* **Stated problem**
Repeat, exactly and completely, the entries shown underneath.

=======

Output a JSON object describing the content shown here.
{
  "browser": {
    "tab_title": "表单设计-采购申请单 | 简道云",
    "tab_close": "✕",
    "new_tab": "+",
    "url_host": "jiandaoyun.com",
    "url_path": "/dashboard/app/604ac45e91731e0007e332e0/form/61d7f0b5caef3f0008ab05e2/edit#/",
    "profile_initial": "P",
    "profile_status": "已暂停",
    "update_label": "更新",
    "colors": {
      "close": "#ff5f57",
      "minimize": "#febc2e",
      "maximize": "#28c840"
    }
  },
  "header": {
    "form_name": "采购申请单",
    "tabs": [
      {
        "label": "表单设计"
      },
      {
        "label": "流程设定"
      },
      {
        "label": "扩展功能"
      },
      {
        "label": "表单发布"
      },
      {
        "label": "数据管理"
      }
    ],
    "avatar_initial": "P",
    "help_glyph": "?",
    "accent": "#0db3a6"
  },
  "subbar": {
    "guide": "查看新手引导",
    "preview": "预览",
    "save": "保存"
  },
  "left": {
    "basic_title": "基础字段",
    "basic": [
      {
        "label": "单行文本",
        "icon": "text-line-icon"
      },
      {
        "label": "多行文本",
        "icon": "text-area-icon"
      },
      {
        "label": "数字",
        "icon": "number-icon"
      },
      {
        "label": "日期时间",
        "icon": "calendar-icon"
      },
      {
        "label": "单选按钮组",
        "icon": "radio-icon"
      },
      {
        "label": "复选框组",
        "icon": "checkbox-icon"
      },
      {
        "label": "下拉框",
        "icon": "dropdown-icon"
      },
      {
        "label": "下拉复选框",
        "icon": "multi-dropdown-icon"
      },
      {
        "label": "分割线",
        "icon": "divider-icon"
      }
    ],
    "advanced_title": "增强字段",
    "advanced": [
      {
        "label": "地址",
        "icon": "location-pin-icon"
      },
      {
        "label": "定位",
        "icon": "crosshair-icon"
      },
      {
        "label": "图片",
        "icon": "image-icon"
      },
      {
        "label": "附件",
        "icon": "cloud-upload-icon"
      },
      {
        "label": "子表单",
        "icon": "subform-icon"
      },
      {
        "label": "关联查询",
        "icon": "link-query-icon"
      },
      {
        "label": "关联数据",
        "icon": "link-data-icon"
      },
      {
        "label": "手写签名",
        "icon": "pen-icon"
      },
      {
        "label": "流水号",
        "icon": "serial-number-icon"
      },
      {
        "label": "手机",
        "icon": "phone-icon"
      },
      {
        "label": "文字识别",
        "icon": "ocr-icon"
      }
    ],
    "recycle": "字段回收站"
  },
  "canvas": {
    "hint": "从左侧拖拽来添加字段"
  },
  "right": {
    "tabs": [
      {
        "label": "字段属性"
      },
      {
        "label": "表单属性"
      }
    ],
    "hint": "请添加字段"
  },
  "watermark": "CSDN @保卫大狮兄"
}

=======

* **Result of the task**
Output a JSON object describing the content shown here.
{
  "browser": {
    "tab_title": "表单设计-采购申请单 | 简道云",
    "tab_close": "✕",
    "new_tab": "+",
    "url_host": "jiandaoyun.com",
    "url_path": "/dashboard/app/604ac45e91731e0007e332e0/form/61d7f0b5caef3f0008ab05e2/edit#/",
    "profile_initial": "P",
    "profile_status": "已暂停",
    "update_label": "更新",
    "colors": {
      "close": "#ff5f57",
      "minimize": "#febc2e",
      "maximize": "#28c840"
    }
  },
  "header": {
    "form_name": "采购申请单",
    "tabs": [
      {
        "label": "表单设计"
      },
      {
        "label": "流程设定"
      },
      {
        "label": "扩展功能"
      },
      {
        "label": "表单发布"
      },
      {
        "label": "数据管理"
      }
    ],
    "avatar_initial": "P",
    "help_glyph": "?",
    "accent": "#0db3a6"
  },
  "subbar": {
    "guide": "查看新手引导",
    "preview": "预览",
    "save": "保存"
  },
  "left": {
    "basic_title": "基础字段",
    "basic": [
      {
        "label": "单行文本",
        "icon": "text-line-icon"
      },
      {
        "label": "多行文本",
        "icon": "text-area-icon"
      },
      {
        "label": "数字",
        "icon": "number-icon"
      },
      {
        "label": "日期时间",
        "icon": "calendar-icon"
      },
      {
        "label": "单选按钮组",
        "icon": "radio-icon"
      },
      {
        "label": "复选框组",
        "icon": "checkbox-icon"
      },
      {
        "label": "下拉框",
        "icon": "dropdown-icon"
      },
      {
        "label": "下拉复选框",
        "icon": "multi-dropdown-icon"
      },
      {
        "label": "分割线",
        "icon": "divider-icon"
      }
    ],
    "advanced_title": "增强字段",
    "advanced": [
      {
        "label": "地址",
        "icon": "location-pin-icon"
      },
      {
        "label": "定位",
        "icon": "crosshair-icon"
      },
      {
        "label": "图片",
        "icon": "image-icon"
      },
      {
        "label": "附件",
        "icon": "cloud-upload-icon"
      },
      {
        "label": "子表单",
        "icon": "subform-icon"
      },
      {
        "label": "关联查询",
        "icon": "link-query-icon"
      },
      {
        "label": "关联数据",
        "icon": "link-data-icon"
      },
      {
        "label": "手写签名",
        "icon": "pen-icon"
      },
      {
        "label": "流水号",
        "icon": "serial-number-icon"
      },
      {
        "label": "手机",
        "icon": "phone-icon"
      },
      {
        "label": "文字识别",
        "icon": "ocr-icon"
      }
    ],
    "recycle": "字段回收站"
  },
  "canvas": {
    "hint": "从左侧拖拽来添加字段"
  },
  "right": {
    "tabs": [
      {
        "label": "字段属性"
      },
      {
        "label": "表单属性"
      }
    ],
    "hint": "请添加字段"
  },
  "watermark": "CSDN @保卫大狮兄"
}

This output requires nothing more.